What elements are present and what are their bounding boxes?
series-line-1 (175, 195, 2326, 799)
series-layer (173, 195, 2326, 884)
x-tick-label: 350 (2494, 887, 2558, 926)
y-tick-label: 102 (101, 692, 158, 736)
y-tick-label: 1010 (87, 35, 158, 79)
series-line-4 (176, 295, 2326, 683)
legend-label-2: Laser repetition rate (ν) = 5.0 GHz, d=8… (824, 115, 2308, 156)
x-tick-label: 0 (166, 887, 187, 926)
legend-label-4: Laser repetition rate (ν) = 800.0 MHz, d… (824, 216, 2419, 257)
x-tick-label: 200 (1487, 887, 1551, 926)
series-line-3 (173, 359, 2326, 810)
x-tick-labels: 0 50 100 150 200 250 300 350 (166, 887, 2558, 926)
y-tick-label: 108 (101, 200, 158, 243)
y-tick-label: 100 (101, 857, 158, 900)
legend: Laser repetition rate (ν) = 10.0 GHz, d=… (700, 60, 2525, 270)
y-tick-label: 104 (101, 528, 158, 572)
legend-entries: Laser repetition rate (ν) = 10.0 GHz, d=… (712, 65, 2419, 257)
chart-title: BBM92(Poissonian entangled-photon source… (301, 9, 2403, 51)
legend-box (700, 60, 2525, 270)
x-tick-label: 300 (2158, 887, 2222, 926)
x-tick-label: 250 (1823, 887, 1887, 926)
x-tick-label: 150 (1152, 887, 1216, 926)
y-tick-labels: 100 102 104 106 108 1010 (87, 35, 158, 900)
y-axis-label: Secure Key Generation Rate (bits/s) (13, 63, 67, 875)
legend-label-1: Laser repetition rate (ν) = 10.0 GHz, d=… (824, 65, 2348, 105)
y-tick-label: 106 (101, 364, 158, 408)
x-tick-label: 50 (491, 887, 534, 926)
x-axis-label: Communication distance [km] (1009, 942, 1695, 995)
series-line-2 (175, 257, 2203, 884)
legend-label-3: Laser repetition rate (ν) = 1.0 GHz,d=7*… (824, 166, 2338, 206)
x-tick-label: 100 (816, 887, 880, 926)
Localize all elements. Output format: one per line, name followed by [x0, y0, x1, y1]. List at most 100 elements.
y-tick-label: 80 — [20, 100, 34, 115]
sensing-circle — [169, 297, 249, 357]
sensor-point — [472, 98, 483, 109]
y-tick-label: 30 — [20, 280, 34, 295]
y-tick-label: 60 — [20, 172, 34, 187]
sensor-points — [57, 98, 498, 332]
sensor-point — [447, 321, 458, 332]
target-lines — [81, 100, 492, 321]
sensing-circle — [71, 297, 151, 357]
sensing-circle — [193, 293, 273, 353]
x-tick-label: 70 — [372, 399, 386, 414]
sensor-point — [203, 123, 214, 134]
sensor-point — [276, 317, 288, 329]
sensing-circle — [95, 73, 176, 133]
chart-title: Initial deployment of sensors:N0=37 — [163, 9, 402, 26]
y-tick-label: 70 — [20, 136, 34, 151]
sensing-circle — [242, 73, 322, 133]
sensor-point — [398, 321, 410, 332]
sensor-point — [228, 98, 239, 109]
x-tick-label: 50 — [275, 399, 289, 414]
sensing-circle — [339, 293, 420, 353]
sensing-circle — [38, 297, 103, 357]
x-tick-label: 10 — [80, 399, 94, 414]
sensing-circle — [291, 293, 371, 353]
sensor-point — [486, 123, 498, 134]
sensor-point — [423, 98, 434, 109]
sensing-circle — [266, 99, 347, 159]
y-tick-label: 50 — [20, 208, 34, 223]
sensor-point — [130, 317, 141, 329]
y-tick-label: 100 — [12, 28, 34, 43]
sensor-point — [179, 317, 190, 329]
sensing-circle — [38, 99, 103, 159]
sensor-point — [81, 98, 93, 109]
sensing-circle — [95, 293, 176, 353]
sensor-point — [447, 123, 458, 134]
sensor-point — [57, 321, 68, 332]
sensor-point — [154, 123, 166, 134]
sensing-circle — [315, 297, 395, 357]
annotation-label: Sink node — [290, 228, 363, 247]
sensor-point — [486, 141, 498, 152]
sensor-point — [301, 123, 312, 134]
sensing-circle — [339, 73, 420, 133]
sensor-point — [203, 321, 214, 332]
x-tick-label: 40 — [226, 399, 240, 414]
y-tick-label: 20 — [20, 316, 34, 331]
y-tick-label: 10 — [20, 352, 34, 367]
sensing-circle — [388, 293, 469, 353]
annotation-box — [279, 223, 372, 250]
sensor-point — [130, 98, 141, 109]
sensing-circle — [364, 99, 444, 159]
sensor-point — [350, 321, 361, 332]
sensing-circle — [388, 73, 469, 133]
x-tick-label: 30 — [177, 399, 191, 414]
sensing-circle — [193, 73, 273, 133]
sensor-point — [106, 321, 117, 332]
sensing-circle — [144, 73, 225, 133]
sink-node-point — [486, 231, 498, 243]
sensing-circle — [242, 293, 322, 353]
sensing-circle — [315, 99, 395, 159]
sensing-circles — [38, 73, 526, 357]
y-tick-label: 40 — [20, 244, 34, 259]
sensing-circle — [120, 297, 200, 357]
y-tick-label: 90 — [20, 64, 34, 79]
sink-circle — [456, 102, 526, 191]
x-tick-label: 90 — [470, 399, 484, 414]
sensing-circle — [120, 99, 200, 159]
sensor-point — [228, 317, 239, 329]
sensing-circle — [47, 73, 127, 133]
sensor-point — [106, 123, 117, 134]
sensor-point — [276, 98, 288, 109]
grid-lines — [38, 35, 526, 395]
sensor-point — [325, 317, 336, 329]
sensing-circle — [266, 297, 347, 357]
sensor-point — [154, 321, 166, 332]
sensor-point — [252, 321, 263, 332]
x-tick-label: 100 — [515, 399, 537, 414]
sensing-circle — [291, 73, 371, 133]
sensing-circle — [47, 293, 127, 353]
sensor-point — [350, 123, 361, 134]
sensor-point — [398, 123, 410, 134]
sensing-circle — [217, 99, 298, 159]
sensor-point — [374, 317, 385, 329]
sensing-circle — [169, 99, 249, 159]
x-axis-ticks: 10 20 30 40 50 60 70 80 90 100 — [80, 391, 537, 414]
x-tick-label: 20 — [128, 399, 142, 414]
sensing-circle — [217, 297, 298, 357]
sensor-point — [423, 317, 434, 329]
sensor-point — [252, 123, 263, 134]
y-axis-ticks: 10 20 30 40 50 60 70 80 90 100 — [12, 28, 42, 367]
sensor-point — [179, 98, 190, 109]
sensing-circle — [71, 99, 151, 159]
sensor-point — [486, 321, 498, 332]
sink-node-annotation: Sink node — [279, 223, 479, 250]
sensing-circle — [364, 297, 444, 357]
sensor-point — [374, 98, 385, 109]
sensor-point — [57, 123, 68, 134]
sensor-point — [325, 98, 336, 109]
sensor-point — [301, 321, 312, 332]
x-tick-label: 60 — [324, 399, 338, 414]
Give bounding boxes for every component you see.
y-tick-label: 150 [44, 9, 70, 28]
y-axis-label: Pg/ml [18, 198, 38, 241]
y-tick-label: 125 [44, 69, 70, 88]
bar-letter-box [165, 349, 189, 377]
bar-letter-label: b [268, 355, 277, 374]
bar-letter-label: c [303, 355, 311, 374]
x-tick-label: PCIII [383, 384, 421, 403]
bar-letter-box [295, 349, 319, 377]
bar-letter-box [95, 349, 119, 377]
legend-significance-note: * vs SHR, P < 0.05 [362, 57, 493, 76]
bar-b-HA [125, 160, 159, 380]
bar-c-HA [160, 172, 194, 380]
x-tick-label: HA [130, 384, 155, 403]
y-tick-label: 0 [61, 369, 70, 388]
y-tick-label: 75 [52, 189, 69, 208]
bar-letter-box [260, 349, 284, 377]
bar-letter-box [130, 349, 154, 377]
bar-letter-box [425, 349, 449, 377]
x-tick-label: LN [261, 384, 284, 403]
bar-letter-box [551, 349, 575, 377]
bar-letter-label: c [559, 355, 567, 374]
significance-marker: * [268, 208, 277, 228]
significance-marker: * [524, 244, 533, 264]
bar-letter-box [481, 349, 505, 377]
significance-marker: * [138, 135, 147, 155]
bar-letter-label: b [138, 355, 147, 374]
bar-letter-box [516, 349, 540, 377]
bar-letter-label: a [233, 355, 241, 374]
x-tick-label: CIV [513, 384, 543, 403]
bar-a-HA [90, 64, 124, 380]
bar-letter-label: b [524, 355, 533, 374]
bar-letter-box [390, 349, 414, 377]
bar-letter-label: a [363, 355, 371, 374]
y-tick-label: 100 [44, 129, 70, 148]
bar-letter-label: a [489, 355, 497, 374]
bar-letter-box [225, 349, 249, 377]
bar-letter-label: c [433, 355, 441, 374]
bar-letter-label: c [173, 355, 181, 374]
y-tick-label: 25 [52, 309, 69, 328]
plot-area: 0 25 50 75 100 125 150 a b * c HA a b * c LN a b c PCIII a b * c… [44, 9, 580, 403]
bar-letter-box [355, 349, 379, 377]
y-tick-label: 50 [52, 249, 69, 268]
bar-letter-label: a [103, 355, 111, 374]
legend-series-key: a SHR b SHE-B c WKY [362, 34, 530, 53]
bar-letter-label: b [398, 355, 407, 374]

PROBLEM STATEMENT
Retype the items from their beginning through the line containing "y-axis-label: Secure Key", including both the first and last lines, character for character.

RESPONSE TO THE TASK
What elements are present and what are their bounding boxes?
series-line-1 (175, 195, 2326, 799)
series-layer (173, 195, 2326, 884)
x-tick-label: 350 (2494, 887, 2558, 926)
y-tick-label: 102 (101, 692, 158, 736)
y-tick-label: 1010 (87, 35, 158, 79)
series-line-4 (176, 295, 2326, 683)
legend-label-2: Laser repetition rate (ν) = 5.0 GHz, d=8… (824, 115, 2308, 156)
x-tick-label: 0 (166, 887, 187, 926)
legend-label-4: Laser repetition rate (ν) = 800.0 MHz, d… (824, 216, 2419, 257)
x-tick-label: 200 (1487, 887, 1551, 926)
series-line-3 (173, 359, 2326, 810)
x-tick-labels: 0 50 100 150 200 250 300 350 (166, 887, 2558, 926)
y-tick-label: 108 (101, 200, 158, 243)
y-tick-label: 100 (101, 857, 158, 900)
legend: Laser repetition rate (ν) = 10.0 GHz, d=… (700, 60, 2525, 270)
y-tick-label: 104 (101, 528, 158, 572)
legend-entries: Laser repetition rate (ν) = 10.0 GHz, d=… (712, 65, 2419, 257)
chart-title: BBM92(Poissonian entangled-photon source… (301, 9, 2403, 51)
legend-box (700, 60, 2525, 270)
x-tick-label: 300 (2158, 887, 2222, 926)
x-tick-label: 250 (1823, 887, 1887, 926)
x-tick-label: 150 (1152, 887, 1216, 926)
y-tick-labels: 100 102 104 106 108 1010 (87, 35, 158, 900)
y-axis-label: Secure Key Generation Rate (bits/s) (13, 63, 67, 875)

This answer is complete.